LE VITTORIE DI PIRRO DELL'ITALIA
di Riccardo Achilli
Forse contagiati dalla vittoria della nazionale di calcio sulla Germania, i giornali italiani (come al solito allineati ai poteri forti) oggi sono tutti orientati verso un trionfalismo eccessivo rispetto ai risultati ottenuti da Monti nel Consiglio europeo di ieri. Certo, considerando che la Merkel aveva iniziato questo vertice con l’intenzione di non concedere assolutamente niente, si può anche dire che la miseria che Monti ha strappato (con l’appoggio determinante di Hollande, senza il quale non si sarebbe ottenuto neanche quel poco che si è ottenuto) sia una vittoria. Ma è una vittoria di Pirro.
Cosa avrebbe ottenuto di così strabiliante Monti?
La concessione più importante sembra essere quella del cosiddetto “meccanismo di stabilizzazione dello spread”. In soldoni, si tratta di prevedere che l’Efsf (1) , che sarà presto sostituito dall’ESM (2), acquisti una parte dei titoli pubblici emessi dai Paesi iper-indebitati, che però rispettino alla lettera le politiche di austerità imposte dal fiscal compact, al fine di ridurre i rendimenti. Da quel poco che filtra rispetto ai meccanismi attuativi concreti, che dovranno essere messi a punto entro dicembre, questo meccanismo sembra poco più che una fumosa presa in giro, per tranquillizzare i mercati (che però si faranno tranquillizzare per poco tempo). Perché?
Perché intanto l’ESM non ha i soldi per effettuare una simile operazione di acquisto di titoli pubblici. L’ESM partirà con una dotazione di capitale di 700 miliardi. Con tale dotazione, potrà indebitarsi emettendo titoli, per poi utilizzare la raccolta per i molteplici fini demandatigli, ovvero l’erogazione di prestiti agli Stati membri in difficoltà, l’erogazione di aiuti per la stabilizzazione dei sistemi bancari (in particolare di quello spagnolo, sul bordo del tracollo), ed infine l’acquisto di titoli pubblici dei Paesi “virtuosi”, ma sottoposti ad un particolare stress sui rendimenti.

________________________________________

CONSEGNA A:
Rispondi a queste domande sull'articolo sul Consiglio europeo:
(i) Con l'appoggio determinante di chi Monti ha strappato le sue concessioni?
(ii) Entro quando dovranno essere messi a punto i meccanismi attuativi del meccanismo di stabilizzazione dello spread?
(iii) Con quale dotazione di capitale partirà l'ESM?
CONSEGNA B:
Prosegui l'articolo sul Consiglio europeo dal punto in cui si interrompe.
L'elenco non ha alcun ruolo in queste consegne.

CONTENUTO DEL DATASET:

________________________________________

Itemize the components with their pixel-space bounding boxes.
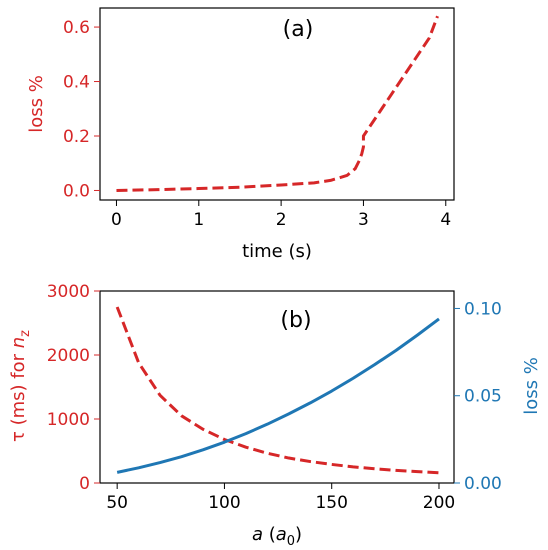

________________________________________

RISPOSTA A:
(i) Di Hollande.
(ii) Entro dicembre.
(iii) 700 miliardi.

RISPOSTA B:
Considerando la situazione depressa dei mercati finanziari attuali, e ipotizzando un buon moltiplicatore (perché i titoli emessi dall’ESM godranno di una priorità particolare nel rimborso rispetto ai titoli del debito pubblico degli Stati nazionali) diciamo di 1 a 5, l’ESM avrà a disposizione 3.500 miliardi per operare. Soltanto il salvataggio del sistema bancario spagnolo potrebbe costare fino a 600 miliardi (tale è l’esposizione del sistema bancario verso il settore immobiliare, una esposizione che si tradurrà quasi tutta in sofferenze, atteso che le banche spagnole non hanno ancora iscritto a bilancio tutte le loro perdite, e che resta l’immane incognita delle Casse di Risparmio, un vero e proprio buco nero in cui ancora non si è guardato a fondo). In più, occorrerà continuare ad erogare prestiti per tenere artificialmente in vita l’economia greca, oramai fallita e dipendente dall’ESM. E siccome, come ha previsto il Centro Studi Confindustria ieri, la recessione economica prevista per l’Italia per il 2012-2013 impedirà il raggiungimento dell’obiettivo di pareggio di bilancio (come da noi sostenuto già in
occorrerà prevedere aiuti consistenti anche per l’Italia. Quanti soldi saranno ragionevolmente a disposizione per il meccanismo salva-spread montiano? Peraltro, la mancata concessione all’ESM dello status di intermediario creditizio, imposta dalla Merkel, impedirà a tale fondo di potersi avvalere di liquidità emessa dalla Bce per rafforzare la sua dotazione finanziaria. Di utilizzare la Bce in luogo dell’ESM non se ne parla nemmeno: lo statuto della Bce vieta gli interventi sui mercati primari dei titoli pubblici, e Draghi si taglierebbe le vene, prima di autorizzare una modifica statutaria su questo punto.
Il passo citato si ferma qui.